_Given exercise_
Give the number of lines containing the word "greater" and nothing more.

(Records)
☆ ☆ ☆

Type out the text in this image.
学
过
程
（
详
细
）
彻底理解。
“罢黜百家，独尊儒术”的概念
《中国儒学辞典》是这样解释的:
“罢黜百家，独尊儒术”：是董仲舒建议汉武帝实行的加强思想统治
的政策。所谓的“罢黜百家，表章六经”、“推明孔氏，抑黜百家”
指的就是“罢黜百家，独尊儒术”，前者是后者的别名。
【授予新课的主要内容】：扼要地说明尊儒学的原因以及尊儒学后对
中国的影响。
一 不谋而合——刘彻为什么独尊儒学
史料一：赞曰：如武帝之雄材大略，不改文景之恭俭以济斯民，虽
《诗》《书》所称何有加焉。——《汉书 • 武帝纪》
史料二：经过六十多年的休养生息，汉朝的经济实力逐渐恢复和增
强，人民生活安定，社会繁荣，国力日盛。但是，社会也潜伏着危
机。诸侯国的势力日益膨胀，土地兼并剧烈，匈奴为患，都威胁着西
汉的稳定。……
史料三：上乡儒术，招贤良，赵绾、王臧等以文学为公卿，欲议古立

☆ ☆ ☆

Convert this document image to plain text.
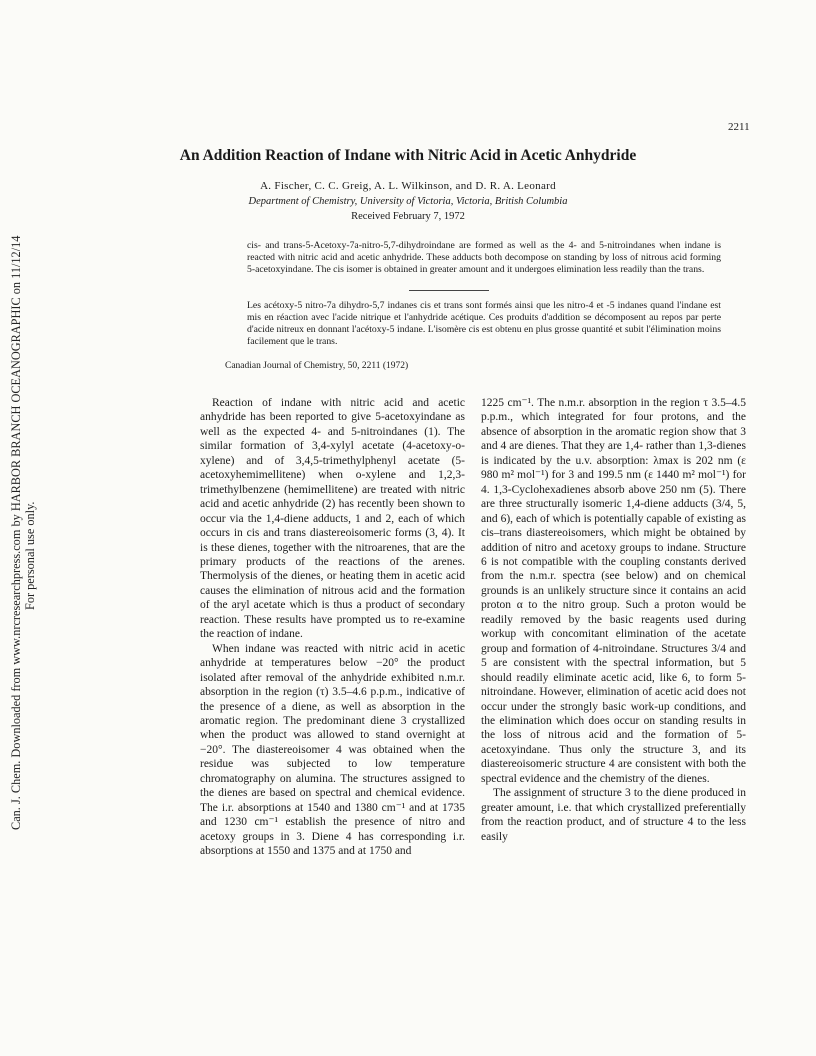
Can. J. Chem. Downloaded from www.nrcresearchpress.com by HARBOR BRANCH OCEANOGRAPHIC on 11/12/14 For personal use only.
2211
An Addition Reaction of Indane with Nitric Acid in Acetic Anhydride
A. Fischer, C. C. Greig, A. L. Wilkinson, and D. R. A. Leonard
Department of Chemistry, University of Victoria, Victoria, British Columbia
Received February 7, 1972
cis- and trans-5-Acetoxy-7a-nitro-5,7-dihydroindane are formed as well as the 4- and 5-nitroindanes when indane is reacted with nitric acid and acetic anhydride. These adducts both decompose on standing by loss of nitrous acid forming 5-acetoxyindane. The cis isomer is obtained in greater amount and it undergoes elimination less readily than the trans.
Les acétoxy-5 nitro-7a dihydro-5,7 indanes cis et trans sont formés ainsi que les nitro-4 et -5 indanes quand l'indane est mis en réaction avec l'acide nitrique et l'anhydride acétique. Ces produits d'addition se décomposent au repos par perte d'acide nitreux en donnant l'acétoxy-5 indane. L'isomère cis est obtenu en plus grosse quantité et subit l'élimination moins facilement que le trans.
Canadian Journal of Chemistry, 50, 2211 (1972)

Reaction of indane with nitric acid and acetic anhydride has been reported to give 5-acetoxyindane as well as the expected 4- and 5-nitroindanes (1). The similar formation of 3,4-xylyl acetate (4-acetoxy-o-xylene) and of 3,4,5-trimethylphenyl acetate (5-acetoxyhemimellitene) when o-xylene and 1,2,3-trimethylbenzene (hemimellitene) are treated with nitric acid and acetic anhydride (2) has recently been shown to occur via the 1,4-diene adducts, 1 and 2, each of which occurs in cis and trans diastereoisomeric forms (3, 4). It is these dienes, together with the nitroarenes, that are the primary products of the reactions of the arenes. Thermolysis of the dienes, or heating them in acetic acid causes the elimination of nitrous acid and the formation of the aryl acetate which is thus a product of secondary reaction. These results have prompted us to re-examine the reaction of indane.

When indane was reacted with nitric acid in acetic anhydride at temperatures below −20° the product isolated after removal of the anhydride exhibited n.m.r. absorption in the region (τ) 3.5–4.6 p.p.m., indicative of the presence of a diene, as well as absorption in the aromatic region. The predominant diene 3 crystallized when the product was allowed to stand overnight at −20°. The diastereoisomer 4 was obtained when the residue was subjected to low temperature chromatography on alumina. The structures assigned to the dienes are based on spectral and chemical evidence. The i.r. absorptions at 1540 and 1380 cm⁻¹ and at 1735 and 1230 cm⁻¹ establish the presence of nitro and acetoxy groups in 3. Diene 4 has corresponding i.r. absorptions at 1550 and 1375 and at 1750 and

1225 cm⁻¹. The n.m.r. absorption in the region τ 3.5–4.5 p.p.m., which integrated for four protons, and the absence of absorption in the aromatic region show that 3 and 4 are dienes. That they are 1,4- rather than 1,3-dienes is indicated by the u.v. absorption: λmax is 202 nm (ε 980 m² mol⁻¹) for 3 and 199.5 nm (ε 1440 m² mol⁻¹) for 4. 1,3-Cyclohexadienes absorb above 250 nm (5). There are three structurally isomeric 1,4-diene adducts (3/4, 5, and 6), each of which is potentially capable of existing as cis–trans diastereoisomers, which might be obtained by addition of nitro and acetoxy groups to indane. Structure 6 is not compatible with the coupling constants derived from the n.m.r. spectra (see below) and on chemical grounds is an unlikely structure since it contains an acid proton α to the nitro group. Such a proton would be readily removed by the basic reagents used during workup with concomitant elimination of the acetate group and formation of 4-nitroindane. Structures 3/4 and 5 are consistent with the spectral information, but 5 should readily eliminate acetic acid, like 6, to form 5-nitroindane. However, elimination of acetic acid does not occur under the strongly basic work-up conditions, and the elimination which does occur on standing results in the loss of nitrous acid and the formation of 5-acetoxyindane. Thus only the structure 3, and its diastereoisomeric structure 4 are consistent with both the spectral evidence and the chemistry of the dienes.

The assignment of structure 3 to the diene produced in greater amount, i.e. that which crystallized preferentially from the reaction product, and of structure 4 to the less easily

☆ ☆ ☆

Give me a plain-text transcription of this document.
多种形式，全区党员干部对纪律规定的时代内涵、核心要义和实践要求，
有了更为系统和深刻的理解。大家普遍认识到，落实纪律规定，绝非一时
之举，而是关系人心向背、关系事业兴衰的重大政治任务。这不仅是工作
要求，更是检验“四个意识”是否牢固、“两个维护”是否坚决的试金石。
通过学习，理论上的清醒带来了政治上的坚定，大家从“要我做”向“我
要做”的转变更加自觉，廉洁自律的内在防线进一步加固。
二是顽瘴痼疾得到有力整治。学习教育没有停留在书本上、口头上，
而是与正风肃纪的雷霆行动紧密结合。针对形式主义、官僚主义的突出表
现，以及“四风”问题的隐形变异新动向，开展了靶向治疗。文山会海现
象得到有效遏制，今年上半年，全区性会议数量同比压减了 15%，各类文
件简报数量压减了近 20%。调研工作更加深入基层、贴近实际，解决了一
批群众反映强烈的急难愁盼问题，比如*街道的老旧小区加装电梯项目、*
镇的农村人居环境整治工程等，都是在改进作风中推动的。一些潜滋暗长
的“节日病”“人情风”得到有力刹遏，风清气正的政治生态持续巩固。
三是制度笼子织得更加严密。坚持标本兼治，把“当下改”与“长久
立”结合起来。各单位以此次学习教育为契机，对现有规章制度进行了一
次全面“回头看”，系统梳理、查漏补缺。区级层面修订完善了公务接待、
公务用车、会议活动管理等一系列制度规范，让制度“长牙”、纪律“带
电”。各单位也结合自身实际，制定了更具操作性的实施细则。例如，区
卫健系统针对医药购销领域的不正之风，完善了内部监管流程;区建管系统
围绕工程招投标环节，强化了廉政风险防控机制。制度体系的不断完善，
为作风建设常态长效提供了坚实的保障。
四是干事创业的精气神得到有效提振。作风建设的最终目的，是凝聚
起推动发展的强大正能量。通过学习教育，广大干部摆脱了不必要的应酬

☆ ☆ ☆

_Correct answer_
2